- _Extrait du texte_:

□ □ □ □ □

La Rochelle, qui disposait dans son ancien site portuaire d'installations vieillissantes et de moins en moins bien adaptées aux exigences de la navigation moderne, fit construire un nouveau port à cinq kilomètres à l'ouest de la ville. Le chantier du nouveau port de La Pallice débuta en 1880 et fut inauguré en août 1890 par le Président de la République Sadi Carnot. Cet avant-port de La Rochelle avait l'avantage d'être le seul site portuaire en eau profonde et était d'un accès relativement facile. Il avait bénéficié d'installations ferroviaires lourdes qui équipaient les sites de l'avant-port et du bassin à flot. Le but affiché était d'en faire un site industrialo-portuaire capable de rivaliser avec les deux grands ports estuariens de la côte Atlantique de Bordeaux et de Nantes.

Si le port urbain (vieux-port, bassin à flot intérieur, bassin à flot extérieur) avait connu un trafic annuel allant jusqu'à deux millions de tonnes en 1908, il commença à décliner au profit de La Pallice dont le trafic atteignait en 1896 1 450 000 tonnes et, dès 1913, dépassait celui du port urbain.

A La Pallice, les usines commencèrent à s'installer après la mise en service du port en 1891 et l'arrivée du chemin de fer au printemps de la même année. Des usines de charbonnages, de fabrication d'engrais chimiques et de produits chimiques (acide sulfurique, colles et gélatines, sulfates de potasse), une raffinerie de pétrole, une filature de chanvre et de jute s'implantèrent aux côtés des entrepôts d'expéditions de produits agricoles de la région.

Enfin, il faut rappeler que La Pallice devint également un important port d'escale pour les paquebots sud-américains. En 1896, la gare maritime fut reliée aux trains spéciaux desservant les paquebots des grandes lignes maritimes.

Dans l'estuaire de la Charente, les deux ports maritimes de Tonnay-Charente et de Rochefort cumulaient un trafic avoisinant le demi million de tonnes de marchandises au début du XXe siècle.

□ □ □ □ □

- _Données_:
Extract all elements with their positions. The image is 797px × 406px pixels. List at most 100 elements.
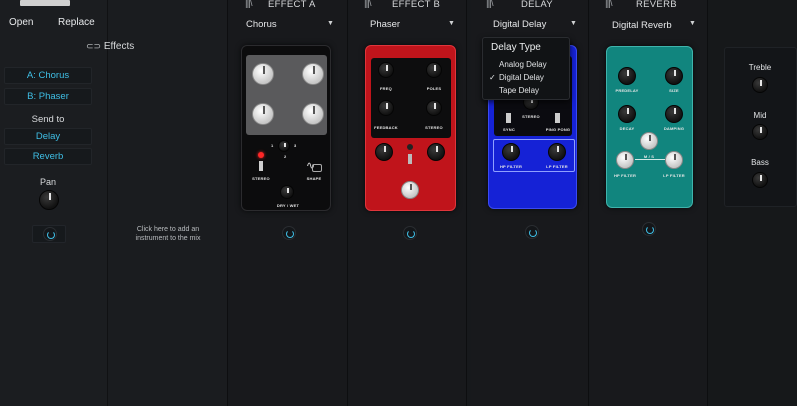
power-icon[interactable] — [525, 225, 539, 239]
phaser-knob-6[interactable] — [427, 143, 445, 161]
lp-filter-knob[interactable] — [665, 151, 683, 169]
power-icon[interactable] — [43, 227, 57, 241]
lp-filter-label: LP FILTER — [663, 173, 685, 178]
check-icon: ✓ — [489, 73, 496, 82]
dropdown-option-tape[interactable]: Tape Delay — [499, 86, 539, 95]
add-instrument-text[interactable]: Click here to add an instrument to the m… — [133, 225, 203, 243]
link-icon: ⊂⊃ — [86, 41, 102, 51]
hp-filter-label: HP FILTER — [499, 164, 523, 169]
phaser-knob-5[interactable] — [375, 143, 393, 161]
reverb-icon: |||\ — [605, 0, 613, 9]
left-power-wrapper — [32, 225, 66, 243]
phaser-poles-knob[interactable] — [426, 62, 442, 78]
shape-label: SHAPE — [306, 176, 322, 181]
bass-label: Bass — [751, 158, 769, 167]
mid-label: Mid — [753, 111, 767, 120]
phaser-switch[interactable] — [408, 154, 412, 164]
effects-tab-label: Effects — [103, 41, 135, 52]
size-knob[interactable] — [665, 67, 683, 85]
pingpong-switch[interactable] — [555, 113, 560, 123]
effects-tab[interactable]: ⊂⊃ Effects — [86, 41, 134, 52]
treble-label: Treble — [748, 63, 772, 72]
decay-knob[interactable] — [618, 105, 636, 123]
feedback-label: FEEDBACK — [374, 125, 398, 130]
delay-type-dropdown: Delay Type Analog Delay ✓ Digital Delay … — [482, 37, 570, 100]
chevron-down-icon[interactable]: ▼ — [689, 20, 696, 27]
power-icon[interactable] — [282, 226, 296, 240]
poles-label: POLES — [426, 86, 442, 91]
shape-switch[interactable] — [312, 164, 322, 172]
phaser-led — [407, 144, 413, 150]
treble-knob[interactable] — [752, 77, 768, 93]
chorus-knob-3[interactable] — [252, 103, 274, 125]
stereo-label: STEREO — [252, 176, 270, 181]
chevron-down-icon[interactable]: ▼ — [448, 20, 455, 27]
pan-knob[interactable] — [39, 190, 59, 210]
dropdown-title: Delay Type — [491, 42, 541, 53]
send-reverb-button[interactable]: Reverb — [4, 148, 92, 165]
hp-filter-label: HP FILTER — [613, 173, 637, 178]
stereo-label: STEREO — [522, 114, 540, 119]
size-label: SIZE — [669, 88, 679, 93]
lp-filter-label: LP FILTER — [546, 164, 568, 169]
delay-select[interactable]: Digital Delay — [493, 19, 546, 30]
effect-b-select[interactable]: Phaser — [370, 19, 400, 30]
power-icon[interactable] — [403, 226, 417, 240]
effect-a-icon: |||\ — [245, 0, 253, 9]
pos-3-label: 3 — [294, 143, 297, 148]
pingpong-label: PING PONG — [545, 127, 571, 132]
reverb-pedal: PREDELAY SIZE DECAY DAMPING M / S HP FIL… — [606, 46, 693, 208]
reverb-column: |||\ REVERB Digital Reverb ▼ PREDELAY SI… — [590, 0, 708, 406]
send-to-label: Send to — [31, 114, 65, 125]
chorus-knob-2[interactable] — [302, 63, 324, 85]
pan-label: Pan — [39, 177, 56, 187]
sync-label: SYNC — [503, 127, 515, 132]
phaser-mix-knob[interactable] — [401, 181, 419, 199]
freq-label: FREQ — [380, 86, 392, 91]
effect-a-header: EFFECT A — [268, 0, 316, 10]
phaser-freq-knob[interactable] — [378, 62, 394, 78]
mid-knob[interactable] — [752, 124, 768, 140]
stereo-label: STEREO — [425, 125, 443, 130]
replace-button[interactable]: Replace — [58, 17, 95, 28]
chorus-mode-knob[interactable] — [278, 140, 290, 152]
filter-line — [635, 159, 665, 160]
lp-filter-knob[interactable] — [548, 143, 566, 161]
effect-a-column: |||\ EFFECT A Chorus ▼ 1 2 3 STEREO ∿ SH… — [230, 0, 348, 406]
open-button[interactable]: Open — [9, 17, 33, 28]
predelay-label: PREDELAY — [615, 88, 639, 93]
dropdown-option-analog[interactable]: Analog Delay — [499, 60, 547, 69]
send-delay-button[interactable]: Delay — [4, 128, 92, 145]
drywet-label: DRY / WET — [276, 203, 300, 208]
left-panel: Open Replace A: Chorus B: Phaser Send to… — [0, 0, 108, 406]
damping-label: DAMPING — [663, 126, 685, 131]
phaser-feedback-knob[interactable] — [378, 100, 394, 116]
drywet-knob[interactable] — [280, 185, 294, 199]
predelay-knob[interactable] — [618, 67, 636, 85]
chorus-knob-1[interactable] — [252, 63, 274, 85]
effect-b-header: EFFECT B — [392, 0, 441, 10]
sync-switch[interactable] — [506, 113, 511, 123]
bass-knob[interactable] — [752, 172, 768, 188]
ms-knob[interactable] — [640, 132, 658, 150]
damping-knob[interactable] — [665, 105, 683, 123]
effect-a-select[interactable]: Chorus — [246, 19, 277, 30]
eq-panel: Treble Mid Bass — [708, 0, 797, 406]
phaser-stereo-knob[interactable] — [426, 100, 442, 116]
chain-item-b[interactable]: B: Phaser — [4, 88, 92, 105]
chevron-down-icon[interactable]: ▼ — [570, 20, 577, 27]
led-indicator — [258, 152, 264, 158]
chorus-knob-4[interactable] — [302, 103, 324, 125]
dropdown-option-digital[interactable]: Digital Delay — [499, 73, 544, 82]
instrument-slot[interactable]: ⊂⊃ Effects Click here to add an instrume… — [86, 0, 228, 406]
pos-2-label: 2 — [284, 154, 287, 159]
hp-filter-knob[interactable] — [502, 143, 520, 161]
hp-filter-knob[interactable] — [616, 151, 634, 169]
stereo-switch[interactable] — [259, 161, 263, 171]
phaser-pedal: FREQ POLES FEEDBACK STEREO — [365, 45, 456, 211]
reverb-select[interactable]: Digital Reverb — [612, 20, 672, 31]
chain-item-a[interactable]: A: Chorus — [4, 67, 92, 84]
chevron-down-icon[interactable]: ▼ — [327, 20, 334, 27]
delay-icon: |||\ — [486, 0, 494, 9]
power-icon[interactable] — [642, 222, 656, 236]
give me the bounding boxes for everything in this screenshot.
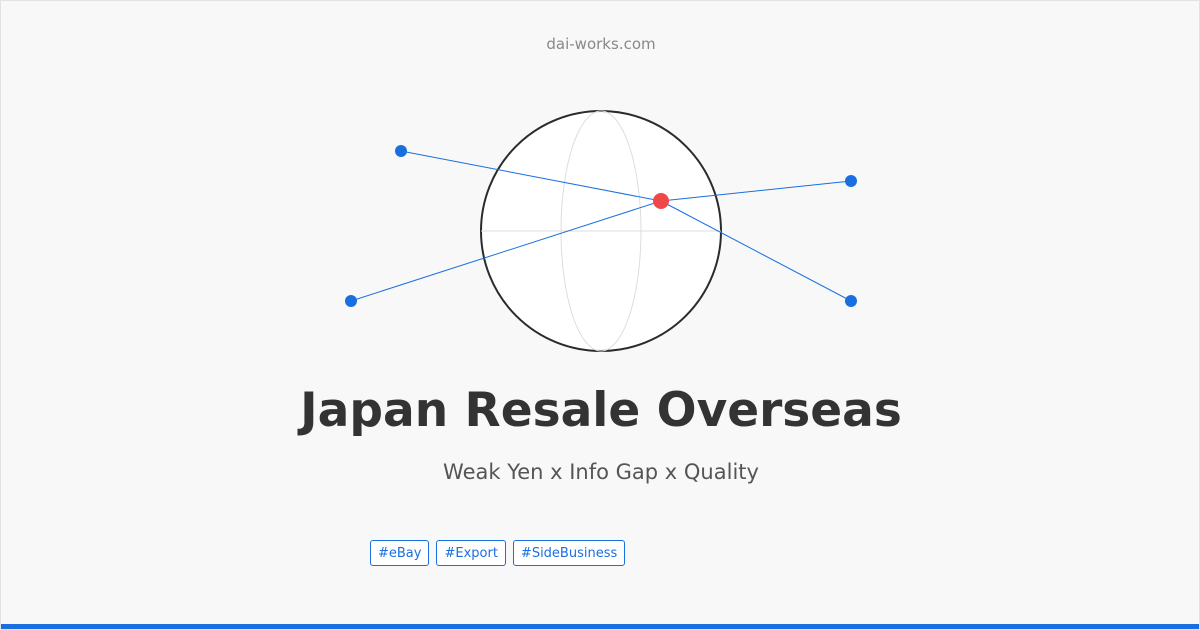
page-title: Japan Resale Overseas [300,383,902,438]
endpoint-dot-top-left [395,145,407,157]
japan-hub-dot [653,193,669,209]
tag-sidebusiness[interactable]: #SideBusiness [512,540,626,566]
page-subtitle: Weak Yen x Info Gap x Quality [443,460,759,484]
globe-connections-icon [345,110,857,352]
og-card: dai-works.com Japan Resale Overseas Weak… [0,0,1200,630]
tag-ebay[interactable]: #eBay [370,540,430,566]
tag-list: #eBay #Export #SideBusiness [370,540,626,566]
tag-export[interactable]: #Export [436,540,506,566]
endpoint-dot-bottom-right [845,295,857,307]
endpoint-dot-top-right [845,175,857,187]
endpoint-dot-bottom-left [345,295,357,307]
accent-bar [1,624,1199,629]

□ □ □ □ □

- _Objectif de l'exercice_:
Recopiez, dans le texte sur les ports de La Rochelle, le passage qui va de « Si le port urbain » jusqu'à « de la région. ». Les enregistrements ne jouent aucun rôle dans ce travail.

- _Résultat attendu_:
Si le port urbain (vieux-port, bassin à flot intérieur, bassin à flot extérieur) avait connu un trafic annuel allant jusqu'à deux millions de tonnes en 1908, il commença à décliner au profit de La Pallice dont le trafic atteignait en 1896 1 450 000 tonnes et, dès 1913, dépassait celui du port urbain.

A La Pallice, les usines commencèrent à s'installer après la mise en service du port en 1891 et l'arrivée du chemin de fer au printemps de la même année. Des usines de charbonnages, de fabrication d'engrais chimiques et de produits chimiques (acide sulfurique, colles et gélatines, sulfates de potasse), une raffinerie de pétrole, une filature de chanvre et de jute s'implantèrent aux côtés des entrepôts d'expéditions de produits agricoles de la région.